### [EXERCISE DIRECTIONS]
Extract every line of the material below and reproduce it faithfully.

▶

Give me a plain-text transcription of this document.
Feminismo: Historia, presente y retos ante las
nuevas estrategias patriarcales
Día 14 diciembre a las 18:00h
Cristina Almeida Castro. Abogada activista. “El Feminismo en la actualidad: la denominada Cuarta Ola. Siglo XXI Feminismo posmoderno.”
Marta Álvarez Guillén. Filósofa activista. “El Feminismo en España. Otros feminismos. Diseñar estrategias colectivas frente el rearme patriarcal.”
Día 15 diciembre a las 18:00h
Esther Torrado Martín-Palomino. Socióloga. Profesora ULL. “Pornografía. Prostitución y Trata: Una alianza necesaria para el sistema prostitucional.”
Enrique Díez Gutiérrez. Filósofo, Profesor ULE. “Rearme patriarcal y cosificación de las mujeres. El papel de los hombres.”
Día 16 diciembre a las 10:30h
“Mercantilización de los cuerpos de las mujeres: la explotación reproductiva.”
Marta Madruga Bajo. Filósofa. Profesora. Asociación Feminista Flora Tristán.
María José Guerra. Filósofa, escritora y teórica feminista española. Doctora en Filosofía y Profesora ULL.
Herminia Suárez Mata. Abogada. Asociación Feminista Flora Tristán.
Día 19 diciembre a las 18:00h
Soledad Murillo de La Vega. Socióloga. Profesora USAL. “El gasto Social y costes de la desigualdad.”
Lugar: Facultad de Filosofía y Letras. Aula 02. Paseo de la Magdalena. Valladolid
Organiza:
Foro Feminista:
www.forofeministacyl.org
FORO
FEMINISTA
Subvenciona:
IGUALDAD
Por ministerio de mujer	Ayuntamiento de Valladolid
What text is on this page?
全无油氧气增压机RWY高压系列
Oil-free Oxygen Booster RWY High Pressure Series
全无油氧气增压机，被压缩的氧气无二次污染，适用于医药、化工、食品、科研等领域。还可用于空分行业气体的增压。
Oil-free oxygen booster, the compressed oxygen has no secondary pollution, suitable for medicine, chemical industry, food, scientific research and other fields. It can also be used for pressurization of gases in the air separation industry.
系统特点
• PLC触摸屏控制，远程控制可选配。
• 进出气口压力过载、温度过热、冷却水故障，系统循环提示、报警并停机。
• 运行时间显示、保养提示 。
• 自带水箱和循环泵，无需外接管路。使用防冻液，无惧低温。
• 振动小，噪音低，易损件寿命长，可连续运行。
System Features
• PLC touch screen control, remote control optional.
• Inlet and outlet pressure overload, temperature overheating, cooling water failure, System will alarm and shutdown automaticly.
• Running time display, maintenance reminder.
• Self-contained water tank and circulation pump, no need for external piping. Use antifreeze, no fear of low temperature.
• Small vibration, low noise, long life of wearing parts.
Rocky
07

◀

### [WRITTEN SOLUTION]
Give me a plain-text transcription of this document.
Feminismo: Historia, presente y retos ante las
nuevas estrategias patriarcales
Día 14 diciembre a las 18:00h
Cristina Almeida Castro. Abogada activista. “El Feminismo en la actualidad: la denominada Cuarta Ola. Siglo XXI Feminismo posmoderno.”
Marta Álvarez Guillén. Filósofa activista. “El Feminismo en España. Otros feminismos. Diseñar estrategias colectivas frente el rearme patriarcal.”
Día 15 diciembre a las 18:00h
Esther Torrado Martín-Palomino. Socióloga. Profesora ULL. “Pornografía. Prostitución y Trata: Una alianza necesaria para el sistema prostitucional.”
Enrique Díez Gutiérrez. Filósofo, Profesor ULE. “Rearme patriarcal y cosificación de las mujeres. El papel de los hombres.”
Día 16 diciembre a las 10:30h
“Mercantilización de los cuerpos de las mujeres: la explotación reproductiva.”
Marta Madruga Bajo. Filósofa. Profesora. Asociación Feminista Flora Tristán.
María José Guerra. Filósofa, escritora y teórica feminista española. Doctora en Filosofía y Profesora ULL.
Herminia Suárez Mata. Abogada. Asociación Feminista Flora Tristán.
Día 19 diciembre a las 18:00h
Soledad Murillo de La Vega. Socióloga. Profesora USAL. “El gasto Social y costes de la desigualdad.”
Lugar: Facultad de Filosofía y Letras. Aula 02. Paseo de la Magdalena. Valladolid
Organiza:
Foro Feminista:
www.forofeministacyl.org
FORO
FEMINISTA
Subvenciona:
IGUALDAD
Por ministerio de mujer	Ayuntamiento de Valladolid
What text is on this page?
全无油氧气增压机RWY高压系列
Oil-free Oxygen Booster RWY High Pressure Series
全无油氧气增压机，被压缩的氧气无二次污染，适用于医药、化工、食品、科研等领域。还可用于空分行业气体的增压。
Oil-free oxygen booster, the compressed oxygen has no secondary pollution, suitable for medicine, chemical industry, food, scientific research and other fields. It can also be used for pressurization of gases in the air separation industry.
系统特点
• PLC触摸屏控制，远程控制可选配。
• 进出气口压力过载、温度过热、冷却水故障，系统循环提示、报警并停机。
• 运行时间显示、保养提示 。
• 自带水箱和循环泵，无需外接管路。使用防冻液，无惧低温。
• 振动小，噪音低，易损件寿命长，可连续运行。
System Features
• PLC touch screen control, remote control optional.
• Inlet and outlet pressure overload, temperature overheating, cooling water failure, System will alarm and shutdown automaticly.
• Running time display, maintenance reminder.
• Self-contained water tank and circulation pump, no need for external piping. Use antifreeze, no fear of low temperature.
• Small vibration, low noise, long life of wearing parts.
Rocky
07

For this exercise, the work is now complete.